**EXERCISE BRIEF:** Every record below is to be retyped exactly.
────────────────────
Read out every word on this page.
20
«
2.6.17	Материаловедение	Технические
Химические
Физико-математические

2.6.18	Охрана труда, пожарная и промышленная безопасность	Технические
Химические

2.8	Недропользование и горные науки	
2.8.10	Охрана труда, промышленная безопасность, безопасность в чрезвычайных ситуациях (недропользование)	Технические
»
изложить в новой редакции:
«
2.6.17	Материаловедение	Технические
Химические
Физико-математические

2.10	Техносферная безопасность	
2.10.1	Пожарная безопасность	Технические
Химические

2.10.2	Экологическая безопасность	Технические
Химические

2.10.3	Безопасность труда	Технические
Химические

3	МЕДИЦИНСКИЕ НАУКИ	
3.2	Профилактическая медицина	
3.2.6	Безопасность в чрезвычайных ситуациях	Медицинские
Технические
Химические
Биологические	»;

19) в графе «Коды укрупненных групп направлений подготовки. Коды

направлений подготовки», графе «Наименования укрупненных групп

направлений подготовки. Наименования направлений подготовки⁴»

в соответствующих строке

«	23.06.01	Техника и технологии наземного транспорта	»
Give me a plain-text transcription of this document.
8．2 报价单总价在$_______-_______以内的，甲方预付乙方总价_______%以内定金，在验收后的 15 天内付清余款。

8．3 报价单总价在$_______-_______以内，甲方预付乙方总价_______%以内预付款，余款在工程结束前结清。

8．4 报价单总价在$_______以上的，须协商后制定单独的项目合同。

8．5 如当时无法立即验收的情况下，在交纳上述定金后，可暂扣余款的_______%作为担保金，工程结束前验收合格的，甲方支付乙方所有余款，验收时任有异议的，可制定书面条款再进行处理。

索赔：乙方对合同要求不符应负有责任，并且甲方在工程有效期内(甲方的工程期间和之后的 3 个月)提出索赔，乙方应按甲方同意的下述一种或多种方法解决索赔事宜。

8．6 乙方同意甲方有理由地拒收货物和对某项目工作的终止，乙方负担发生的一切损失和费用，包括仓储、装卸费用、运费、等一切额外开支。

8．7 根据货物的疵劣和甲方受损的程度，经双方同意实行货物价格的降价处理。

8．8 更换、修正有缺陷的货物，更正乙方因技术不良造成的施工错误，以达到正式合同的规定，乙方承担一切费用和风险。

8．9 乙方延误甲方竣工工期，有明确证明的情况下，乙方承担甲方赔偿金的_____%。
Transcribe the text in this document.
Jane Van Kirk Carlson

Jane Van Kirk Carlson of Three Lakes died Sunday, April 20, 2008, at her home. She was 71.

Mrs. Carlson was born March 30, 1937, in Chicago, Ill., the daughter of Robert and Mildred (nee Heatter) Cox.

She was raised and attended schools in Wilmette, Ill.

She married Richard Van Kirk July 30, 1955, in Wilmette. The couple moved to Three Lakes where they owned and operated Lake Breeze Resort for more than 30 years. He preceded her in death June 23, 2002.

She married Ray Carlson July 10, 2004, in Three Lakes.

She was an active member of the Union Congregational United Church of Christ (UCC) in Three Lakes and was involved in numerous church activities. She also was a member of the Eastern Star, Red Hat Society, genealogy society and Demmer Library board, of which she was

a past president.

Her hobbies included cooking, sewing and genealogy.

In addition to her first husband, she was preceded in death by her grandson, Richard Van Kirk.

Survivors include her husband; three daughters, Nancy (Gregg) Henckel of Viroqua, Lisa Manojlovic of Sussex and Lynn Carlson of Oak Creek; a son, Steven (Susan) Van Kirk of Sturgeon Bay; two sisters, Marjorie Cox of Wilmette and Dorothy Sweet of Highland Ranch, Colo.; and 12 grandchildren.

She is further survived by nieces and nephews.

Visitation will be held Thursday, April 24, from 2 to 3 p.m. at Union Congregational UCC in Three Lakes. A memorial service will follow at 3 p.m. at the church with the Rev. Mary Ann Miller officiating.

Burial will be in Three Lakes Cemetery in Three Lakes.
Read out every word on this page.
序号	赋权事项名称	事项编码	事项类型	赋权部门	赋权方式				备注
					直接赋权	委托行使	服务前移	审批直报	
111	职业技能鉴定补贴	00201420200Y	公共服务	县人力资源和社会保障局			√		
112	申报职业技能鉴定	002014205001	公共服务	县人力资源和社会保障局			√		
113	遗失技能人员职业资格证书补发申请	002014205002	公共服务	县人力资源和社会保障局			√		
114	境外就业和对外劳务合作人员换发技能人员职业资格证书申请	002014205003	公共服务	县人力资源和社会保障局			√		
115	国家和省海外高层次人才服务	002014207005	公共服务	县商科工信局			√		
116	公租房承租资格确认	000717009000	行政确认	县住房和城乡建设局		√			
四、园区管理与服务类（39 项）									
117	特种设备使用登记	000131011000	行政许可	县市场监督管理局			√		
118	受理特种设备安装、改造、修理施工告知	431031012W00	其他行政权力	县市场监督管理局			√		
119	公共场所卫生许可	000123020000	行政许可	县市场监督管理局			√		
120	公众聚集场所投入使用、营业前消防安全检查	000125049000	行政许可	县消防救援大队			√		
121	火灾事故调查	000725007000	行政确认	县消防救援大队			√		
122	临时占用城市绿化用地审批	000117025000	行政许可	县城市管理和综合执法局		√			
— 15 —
────────────────────
**FINISHED ANSWER:**
Read out every word on this page.
20
«
2.6.17	Материаловедение	Технические
Химические
Физико-математические

2.6.18	Охрана труда, пожарная и промышленная безопасность	Технические
Химические

2.8	Недропользование и горные науки	
2.8.10	Охрана труда, промышленная безопасность, безопасность в чрезвычайных ситуациях (недропользование)	Технические
»
изложить в новой редакции:
«
2.6.17	Материаловедение	Технические
Химические
Физико-математические

2.10	Техносферная безопасность	
2.10.1	Пожарная безопасность	Технические
Химические

2.10.2	Экологическая безопасность	Технические
Химические

2.10.3	Безопасность труда	Технические
Химические

3	МЕДИЦИНСКИЕ НАУКИ	
3.2	Профилактическая медицина	
3.2.6	Безопасность в чрезвычайных ситуациях	Медицинские
Технические
Химические
Биологические	»;

19) в графе «Коды укрупненных групп направлений подготовки. Коды

направлений подготовки», графе «Наименования укрупненных групп

направлений подготовки. Наименования направлений подготовки⁴»

в соответствующих строке

«	23.06.01	Техника и технологии наземного транспорта	»
Give me a plain-text transcription of this document.
8．2 报价单总价在$_______-_______以内的，甲方预付乙方总价_______%以内定金，在验收后的 15 天内付清余款。

8．3 报价单总价在$_______-_______以内，甲方预付乙方总价_______%以内预付款，余款在工程结束前结清。

8．4 报价单总价在$_______以上的，须协商后制定单独的项目合同。

8．5 如当时无法立即验收的情况下，在交纳上述定金后，可暂扣余款的_______%作为担保金，工程结束前验收合格的，甲方支付乙方所有余款，验收时任有异议的，可制定书面条款再进行处理。

索赔：乙方对合同要求不符应负有责任，并且甲方在工程有效期内(甲方的工程期间和之后的 3 个月)提出索赔，乙方应按甲方同意的下述一种或多种方法解决索赔事宜。

8．6 乙方同意甲方有理由地拒收货物和对某项目工作的终止，乙方负担发生的一切损失和费用，包括仓储、装卸费用、运费、等一切额外开支。

8．7 根据货物的疵劣和甲方受损的程度，经双方同意实行货物价格的降价处理。

8．8 更换、修正有缺陷的货物，更正乙方因技术不良造成的施工错误，以达到正式合同的规定，乙方承担一切费用和风险。

8．9 乙方延误甲方竣工工期，有明确证明的情况下，乙方承担甲方赔偿金的_____%。
Transcribe the text in this document.
Jane Van Kirk Carlson

Jane Van Kirk Carlson of Three Lakes died Sunday, April 20, 2008, at her home. She was 71.

Mrs. Carlson was born March 30, 1937, in Chicago, Ill., the daughter of Robert and Mildred (nee Heatter) Cox.

She was raised and attended schools in Wilmette, Ill.

She married Richard Van Kirk July 30, 1955, in Wilmette. The couple moved to Three Lakes where they owned and operated Lake Breeze Resort for more than 30 years. He preceded her in death June 23, 2002.

She married Ray Carlson July 10, 2004, in Three Lakes.

She was an active member of the Union Congregational United Church of Christ (UCC) in Three Lakes and was involved in numerous church activities. She also was a member of the Eastern Star, Red Hat Society, genealogy society and Demmer Library board, of which she was

a past president.

Her hobbies included cooking, sewing and genealogy.

In addition to her first husband, she was preceded in death by her grandson, Richard Van Kirk.

Survivors include her husband; three daughters, Nancy (Gregg) Henckel of Viroqua, Lisa Manojlovic of Sussex and Lynn Carlson of Oak Creek; a son, Steven (Susan) Van Kirk of Sturgeon Bay; two sisters, Marjorie Cox of Wilmette and Dorothy Sweet of Highland Ranch, Colo.; and 12 grandchildren.

She is further survived by nieces and nephews.

Visitation will be held Thursday, April 24, from 2 to 3 p.m. at Union Congregational UCC in Three Lakes. A memorial service will follow at 3 p.m. at the church with the Rev. Mary Ann Miller officiating.

Burial will be in Three Lakes Cemetery in Three Lakes.
Read out every word on this page.
序号	赋权事项名称	事项编码	事项类型	赋权部门	赋权方式				备注
					直接赋权	委托行使	服务前移	审批直报	
111	职业技能鉴定补贴	00201420200Y	公共服务	县人力资源和社会保障局			√		
112	申报职业技能鉴定	002014205001	公共服务	县人力资源和社会保障局			√		
113	遗失技能人员职业资格证书补发申请	002014205002	公共服务	县人力资源和社会保障局			√		
114	境外就业和对外劳务合作人员换发技能人员职业资格证书申请	002014205003	公共服务	县人力资源和社会保障局			√		
115	国家和省海外高层次人才服务	002014207005	公共服务	县商科工信局			√		
116	公租房承租资格确认	000717009000	行政确认	县住房和城乡建设局		√			
四、园区管理与服务类（39 项）									
117	特种设备使用登记	000131011000	行政许可	县市场监督管理局			√		
118	受理特种设备安装、改造、修理施工告知	431031012W00	其他行政权力	县市场监督管理局			√		
119	公共场所卫生许可	000123020000	行政许可	县市场监督管理局			√		
120	公众聚集场所投入使用、营业前消防安全检查	000125049000	行政许可	县消防救援大队			√		
121	火灾事故调查	000725007000	行政确认	县消防救援大队			√		
122	临时占用城市绿化用地审批	000117025000	行政许可	县城市管理和综合执法局		√			
— 15 —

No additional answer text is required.